§ WHAT TO WORK ON:
Do not carry the pictures over; copy every other part of the entries exactly.

§ DATASET CONTENT:
▼

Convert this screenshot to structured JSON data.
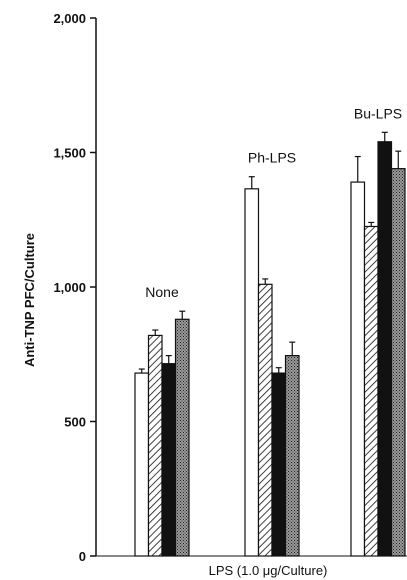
{
  "chart_data": {
    "type": "bar",
    "title": "",
    "xlabel": "LPS (1.0 μg/Culture)",
    "ylabel": "Anti-TNP PFC/Culture",
    "ylim": [
      0,
      2000
    ],
    "yticks": [
      0,
      500,
      1000,
      1500,
      2000
    ],
    "ytick_labels": [
      "0",
      "500",
      "1,000",
      "1,500",
      "2,000"
    ],
    "categories": [
      "None",
      "Ph-LPS",
      "Bu-LPS"
    ],
    "series": [
      {
        "fill": "white",
        "values": [
          680,
          1365,
          1390
        ],
        "errors": [
          15,
          45,
          95
        ]
      },
      {
        "fill": "hatched",
        "values": [
          820,
          1010,
          1225
        ],
        "errors": [
          20,
          20,
          15
        ]
      },
      {
        "fill": "solid",
        "values": [
          715,
          680,
          1540
        ],
        "errors": [
          30,
          20,
          35
        ]
      },
      {
        "fill": "stippled",
        "values": [
          880,
          745,
          1440
        ],
        "errors": [
          30,
          50,
          65
        ]
      }
    ],
    "grid": false,
    "legend": "none"
  }
}
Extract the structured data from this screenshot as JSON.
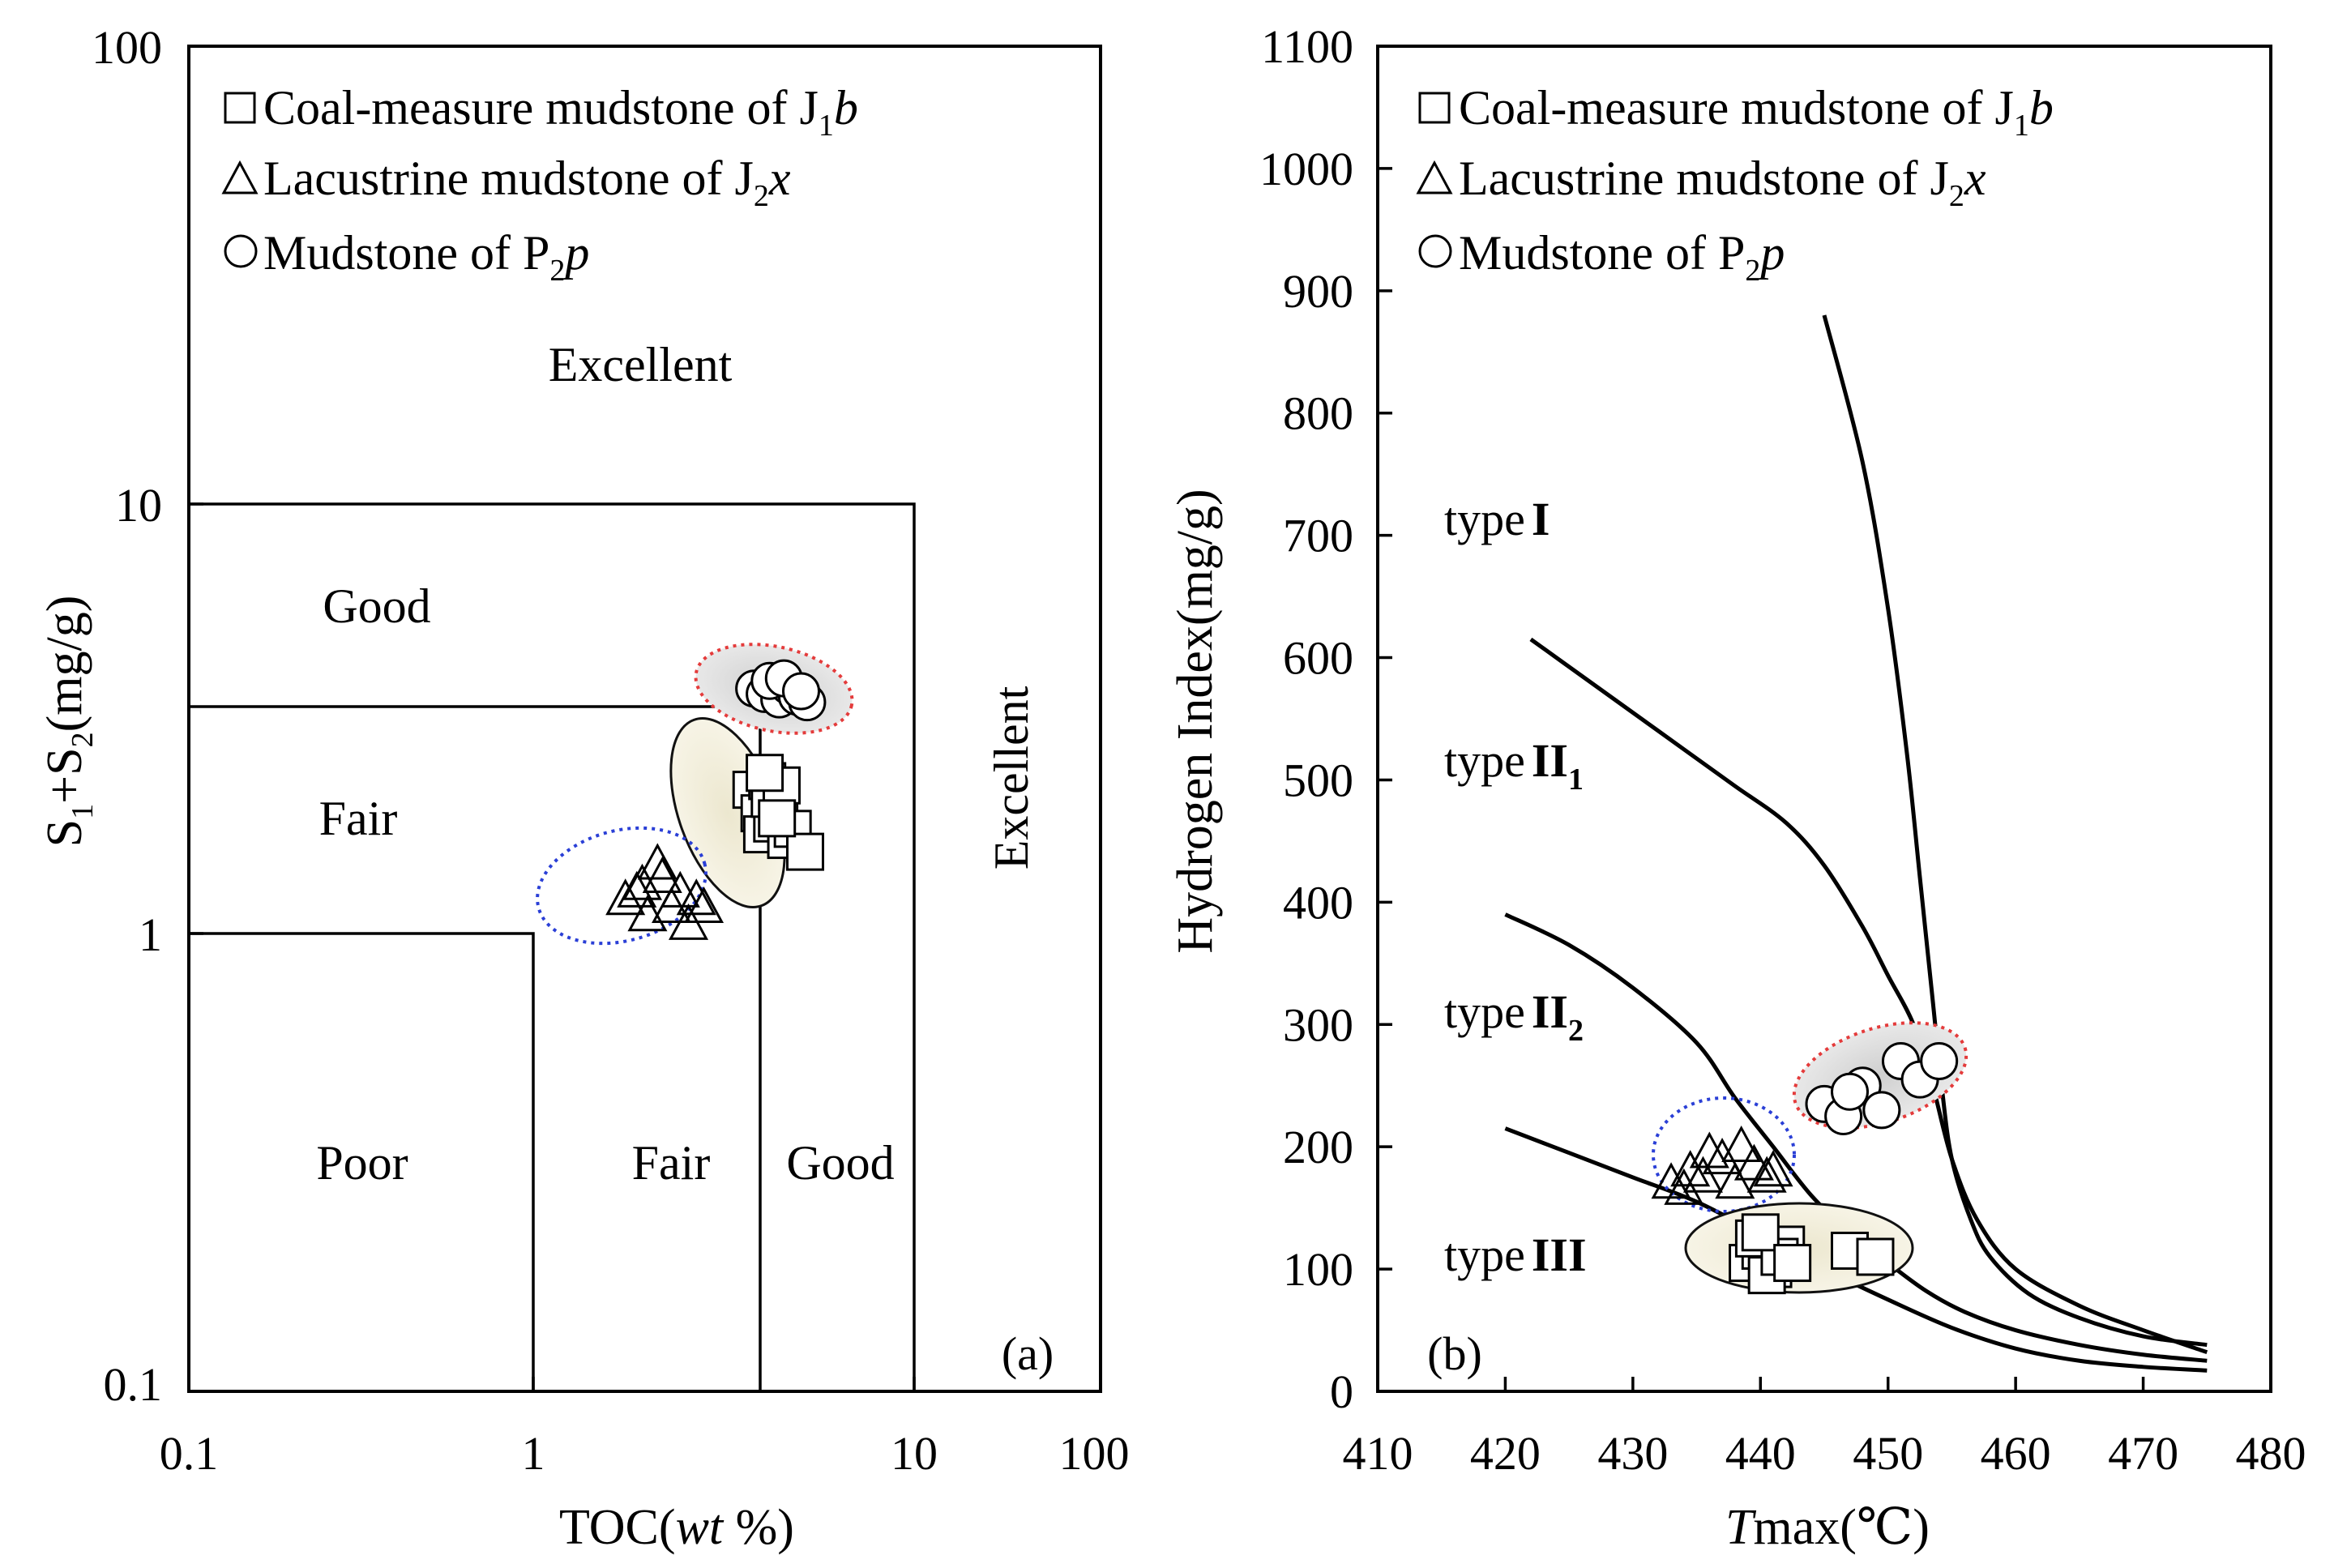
{
  "chart_data": [
    {
      "id": "a",
      "type": "scatter",
      "panel_label": "(a)",
      "xscale": "log",
      "yscale": "log",
      "xlim": [
        0.1,
        100
      ],
      "ylim": [
        0.1,
        100
      ],
      "x_ticks": [
        "0.1",
        "1",
        "10",
        "100"
      ],
      "y_ticks": [
        "0.1",
        "1",
        "10",
        "100"
      ],
      "xlabel": {
        "main": "TOC(",
        "italic": "wt",
        "suffix": " %)"
      },
      "ylabel": {
        "a": "S",
        "a_sub": "1",
        "b": "+S",
        "b_sub": "2",
        "c": "(mg/g)"
      },
      "legend": [
        {
          "marker": "square",
          "text": "Coal-measure mudstone of J",
          "sub": "1",
          "ital": "b"
        },
        {
          "marker": "triangle",
          "text": "Lacustrine mudstone of J",
          "sub": "2",
          "ital": "x"
        },
        {
          "marker": "circle",
          "text": "Mudstone of P",
          "sub": "2",
          "ital": "p"
        }
      ],
      "regions": {
        "excellent_top": "Excellent",
        "good_upper": "Good",
        "fair_upper": "Fair",
        "excellent_right": "Excellent",
        "poor": "Poor",
        "fair_lower": "Fair",
        "good_lower": "Good"
      },
      "series": [
        {
          "name": "Mudstone of P2p",
          "marker": "circle",
          "x": [
            3.05,
            3.25,
            3.45,
            3.55,
            3.75,
            3.95,
            4.2,
            3.35,
            3.65,
            4.05
          ],
          "y": [
            3.7,
            3.6,
            3.8,
            3.5,
            3.75,
            3.55,
            3.45,
            3.85,
            3.9,
            3.65
          ]
        },
        {
          "name": "Coal-measure mudstone of J1b",
          "marker": "square",
          "x": [
            3.0,
            3.15,
            3.3,
            3.45,
            3.2,
            3.4,
            3.55,
            3.7,
            3.35,
            3.6,
            3.85,
            4.15,
            3.25,
            3.5
          ],
          "y": [
            2.2,
            1.95,
            2.3,
            2.05,
            1.75,
            1.85,
            1.95,
            1.7,
            2.1,
            2.25,
            1.8,
            1.6,
            2.4,
            1.9
          ]
        },
        {
          "name": "Lacustrine mudstone of J2x",
          "marker": "triangle",
          "x": [
            1.4,
            1.55,
            1.75,
            1.95,
            2.15,
            1.6,
            1.85,
            2.05,
            1.7,
            1.5,
            2.25
          ],
          "y": [
            1.25,
            1.35,
            1.4,
            1.3,
            1.25,
            1.15,
            1.2,
            1.1,
            1.5,
            1.3,
            1.2
          ]
        }
      ]
    },
    {
      "id": "b",
      "type": "line+scatter",
      "panel_label": "(b)",
      "xlim": [
        410,
        480
      ],
      "ylim": [
        0,
        1100
      ],
      "x_ticks": [
        "410",
        "420",
        "430",
        "440",
        "450",
        "460",
        "470",
        "480"
      ],
      "y_ticks": [
        "0",
        "100",
        "200",
        "300",
        "400",
        "500",
        "600",
        "700",
        "800",
        "900",
        "1000",
        "1100"
      ],
      "xlabel": {
        "ital": "T",
        "main": "max(℃)"
      },
      "ylabel": "Hydrogen  Index(mg/g)",
      "legend": [
        {
          "marker": "square",
          "text": "Coal-measure mudstone of J",
          "sub": "1",
          "ital": "b"
        },
        {
          "marker": "triangle",
          "text": "Lacustrine mudstone of J",
          "sub": "2",
          "ital": "x"
        },
        {
          "marker": "circle",
          "text": "Mudstone of P",
          "sub": "2",
          "ital": "p"
        }
      ],
      "type_labels": [
        {
          "pre": "type",
          "bold": "I",
          "sub": ""
        },
        {
          "pre": "type",
          "bold": "II",
          "sub": "1"
        },
        {
          "pre": "type",
          "bold": "II",
          "sub": "2"
        },
        {
          "pre": "type",
          "bold": "III",
          "sub": ""
        }
      ],
      "curves": [
        {
          "name": "type I boundary",
          "x": [
            445,
            448,
            450,
            451.5,
            452.5,
            453.5,
            454.2,
            455,
            456.5,
            458,
            461,
            465,
            470,
            475
          ],
          "y": [
            880,
            760,
            640,
            520,
            420,
            320,
            250,
            190,
            140,
            110,
            80,
            60,
            45,
            38
          ]
        },
        {
          "name": "type II1 boundary",
          "x": [
            422,
            426,
            430,
            434,
            438,
            442,
            445,
            448,
            450,
            452,
            453.5,
            455,
            457,
            460,
            465,
            470,
            475
          ],
          "y": [
            615,
            585,
            555,
            525,
            495,
            465,
            430,
            380,
            340,
            300,
            250,
            190,
            140,
            100,
            70,
            50,
            32
          ]
        },
        {
          "name": "type II2 boundary",
          "x": [
            420,
            425,
            430,
            435,
            438,
            441,
            444,
            447,
            450,
            453,
            456,
            460,
            465,
            470,
            475
          ],
          "y": [
            390,
            365,
            330,
            285,
            240,
            200,
            160,
            130,
            105,
            82,
            65,
            50,
            38,
            30,
            25
          ]
        },
        {
          "name": "type III boundary",
          "x": [
            420,
            425,
            430,
            435,
            440,
            445,
            450,
            455,
            460,
            465,
            470,
            475
          ],
          "y": [
            215,
            195,
            175,
            155,
            128,
            100,
            75,
            52,
            35,
            25,
            20,
            17
          ]
        }
      ],
      "series": [
        {
          "name": "Mudstone of P2p",
          "marker": "circle",
          "x": [
            445,
            446.5,
            448,
            449.5,
            451,
            452.5,
            454,
            447
          ],
          "y": [
            235,
            225,
            250,
            230,
            270,
            255,
            270,
            245
          ]
        },
        {
          "name": "Lacustrine mudstone of J2x",
          "marker": "triangle",
          "x": [
            433,
            434.5,
            435.5,
            437,
            438,
            438.5,
            439.5,
            440.5,
            436,
            434,
            441
          ],
          "y": [
            170,
            180,
            175,
            190,
            170,
            200,
            185,
            175,
            195,
            165,
            180
          ]
        },
        {
          "name": "Coal-measure mudstone of J1b",
          "marker": "square",
          "x": [
            439,
            440,
            441,
            442,
            439.5,
            440.5,
            441.5,
            447,
            449,
            440,
            442.5
          ],
          "y": [
            105,
            115,
            100,
            120,
            125,
            95,
            110,
            115,
            110,
            130,
            105
          ]
        }
      ]
    }
  ]
}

▲

§ RESULT OF THE TASK:
Convert this screenshot to structured JSON data.
{
  "chart_data": {
    "type": "bar",
    "title": "",
    "xlabel": "LPS (1.0 μg/Culture)",
    "ylabel": "Anti-TNP PFC/Culture",
    "ylim": [
      0,
      2000
    ],
    "yticks": [
      0,
      500,
      1000,
      1500,
      2000
    ],
    "ytick_labels": [
      "0",
      "500",
      "1,000",
      "1,500",
      "2,000"
    ],
    "categories": [
      "None",
      "Ph-LPS",
      "Bu-LPS"
    ],
    "series": [
      {
        "fill": "white",
        "values": [
          680,
          1365,
          1390
        ],
        "errors": [
          15,
          45,
          95
        ]
      },
      {
        "fill": "hatched",
        "values": [
          820,
          1010,
          1225
        ],
        "errors": [
          20,
          20,
          15
        ]
      },
      {
        "fill": "solid",
        "values": [
          715,
          680,
          1540
        ],
        "errors": [
          30,
          20,
          35
        ]
      },
      {
        "fill": "stippled",
        "values": [
          880,
          745,
          1440
        ],
        "errors": [
          30,
          50,
          65
        ]
      }
    ],
    "grid": false,
    "legend": "none"
  }
}
Extract the structured data from this screenshot as JSON.
{
  "chart_data": [
    {
      "id": "a",
      "type": "scatter",
      "panel_label": "(a)",
      "xscale": "log",
      "yscale": "log",
      "xlim": [
        0.1,
        100
      ],
      "ylim": [
        0.1,
        100
      ],
      "x_ticks": [
        "0.1",
        "1",
        "10",
        "100"
      ],
      "y_ticks": [
        "0.1",
        "1",
        "10",
        "100"
      ],
      "xlabel": {
        "main": "TOC(",
        "italic": "wt",
        "suffix": " %)"
      },
      "ylabel": {
        "a": "S",
        "a_sub": "1",
        "b": "+S",
        "b_sub": "2",
        "c": "(mg/g)"
      },
      "legend": [
        {
          "marker": "square",
          "text": "Coal-measure mudstone of J",
          "sub": "1",
          "ital": "b"
        },
        {
          "marker": "triangle",
          "text": "Lacustrine mudstone of J",
          "sub": "2",
          "ital": "x"
        },
        {
          "marker": "circle",
          "text": "Mudstone of P",
          "sub": "2",
          "ital": "p"
        }
      ],
      "regions": {
        "excellent_top": "Excellent",
        "good_upper": "Good",
        "fair_upper": "Fair",
        "excellent_right": "Excellent",
        "poor": "Poor",
        "fair_lower": "Fair",
        "good_lower": "Good"
      },
      "series": [
        {
          "name": "Mudstone of P2p",
          "marker": "circle",
          "x": [
            3.05,
            3.25,
            3.45,
            3.55,
            3.75,
            3.95,
            4.2,
            3.35,
            3.65,
            4.05
          ],
          "y": [
            3.7,
            3.6,
            3.8,
            3.5,
            3.75,
            3.55,
            3.45,
            3.85,
            3.9,
            3.65
          ]
        },
        {
          "name": "Coal-measure mudstone of J1b",
          "marker": "square",
          "x": [
            3.0,
            3.15,
            3.3,
            3.45,
            3.2,
            3.4,
            3.55,
            3.7,
            3.35,
            3.6,
            3.85,
            4.15,
            3.25,
            3.5
          ],
          "y": [
            2.2,
            1.95,
            2.3,
            2.05,
            1.75,
            1.85,
            1.95,
            1.7,
            2.1,
            2.25,
            1.8,
            1.6,
            2.4,
            1.9
          ]
        },
        {
          "name": "Lacustrine mudstone of J2x",
          "marker": "triangle",
          "x": [
            1.4,
            1.55,
            1.75,
            1.95,
            2.15,
            1.6,
            1.85,
            2.05,
            1.7,
            1.5,
            2.25
          ],
          "y": [
            1.25,
            1.35,
            1.4,
            1.3,
            1.25,
            1.15,
            1.2,
            1.1,
            1.5,
            1.3,
            1.2
          ]
        }
      ]
    },
    {
      "id": "b",
      "type": "line+scatter",
      "panel_label": "(b)",
      "xlim": [
        410,
        480
      ],
      "ylim": [
        0,
        1100
      ],
      "x_ticks": [
        "410",
        "420",
        "430",
        "440",
        "450",
        "460",
        "470",
        "480"
      ],
      "y_ticks": [
        "0",
        "100",
        "200",
        "300",
        "400",
        "500",
        "600",
        "700",
        "800",
        "900",
        "1000",
        "1100"
      ],
      "xlabel": {
        "ital": "T",
        "main": "max(℃)"
      },
      "ylabel": "Hydrogen  Index(mg/g)",
      "legend": [
        {
          "marker": "square",
          "text": "Coal-measure mudstone of J",
          "sub": "1",
          "ital": "b"
        },
        {
          "marker": "triangle",
          "text": "Lacustrine mudstone of J",
          "sub": "2",
          "ital": "x"
        },
        {
          "marker": "circle",
          "text": "Mudstone of P",
          "sub": "2",
          "ital": "p"
        }
      ],
      "type_labels": [
        {
          "pre": "type",
          "bold": "I",
          "sub": ""
        },
        {
          "pre": "type",
          "bold": "II",
          "sub": "1"
        },
        {
          "pre": "type",
          "bold": "II",
          "sub": "2"
        },
        {
          "pre": "type",
          "bold": "III",
          "sub": ""
        }
      ],
      "curves": [
        {
          "name": "type I boundary",
          "x": [
            445,
            448,
            450,
            451.5,
            452.5,
            453.5,
            454.2,
            455,
            456.5,
            458,
            461,
            465,
            470,
            475
          ],
          "y": [
            880,
            760,
            640,
            520,
            420,
            320,
            250,
            190,
            140,
            110,
            80,
            60,
            45,
            38
          ]
        },
        {
          "name": "type II1 boundary",
          "x": [
            422,
            426,
            430,
            434,
            438,
            442,
            445,
            448,
            450,
            452,
            453.5,
            455,
            457,
            460,
            465,
            470,
            475
          ],
          "y": [
            615,
            585,
            555,
            525,
            495,
            465,
            430,
            380,
            340,
            300,
            250,
            190,
            140,
            100,
            70,
            50,
            32
          ]
        },
        {
          "name": "type II2 boundary",
          "x": [
            420,
            425,
            430,
            435,
            438,
            441,
            444,
            447,
            450,
            453,
            456,
            460,
            465,
            470,
            475
          ],
          "y": [
            390,
            365,
            330,
            285,
            240,
            200,
            160,
            130,
            105,
            82,
            65,
            50,
            38,
            30,
            25
          ]
        },
        {
          "name": "type III boundary",
          "x": [
            420,
            425,
            430,
            435,
            440,
            445,
            450,
            455,
            460,
            465,
            470,
            475
          ],
          "y": [
            215,
            195,
            175,
            155,
            128,
            100,
            75,
            52,
            35,
            25,
            20,
            17
          ]
        }
      ],
      "series": [
        {
          "name": "Mudstone of P2p",
          "marker": "circle",
          "x": [
            445,
            446.5,
            448,
            449.5,
            451,
            452.5,
            454,
            447
          ],
          "y": [
            235,
            225,
            250,
            230,
            270,
            255,
            270,
            245
          ]
        },
        {
          "name": "Lacustrine mudstone of J2x",
          "marker": "triangle",
          "x": [
            433,
            434.5,
            435.5,
            437,
            438,
            438.5,
            439.5,
            440.5,
            436,
            434,
            441
          ],
          "y": [
            170,
            180,
            175,
            190,
            170,
            200,
            185,
            175,
            195,
            165,
            180
          ]
        },
        {
          "name": "Coal-measure mudstone of J1b",
          "marker": "square",
          "x": [
            439,
            440,
            441,
            442,
            439.5,
            440.5,
            441.5,
            447,
            449,
            440,
            442.5
          ],
          "y": [
            105,
            115,
            100,
            120,
            125,
            95,
            110,
            115,
            110,
            130,
            105
          ]
        }
      ]
    }
  ]
}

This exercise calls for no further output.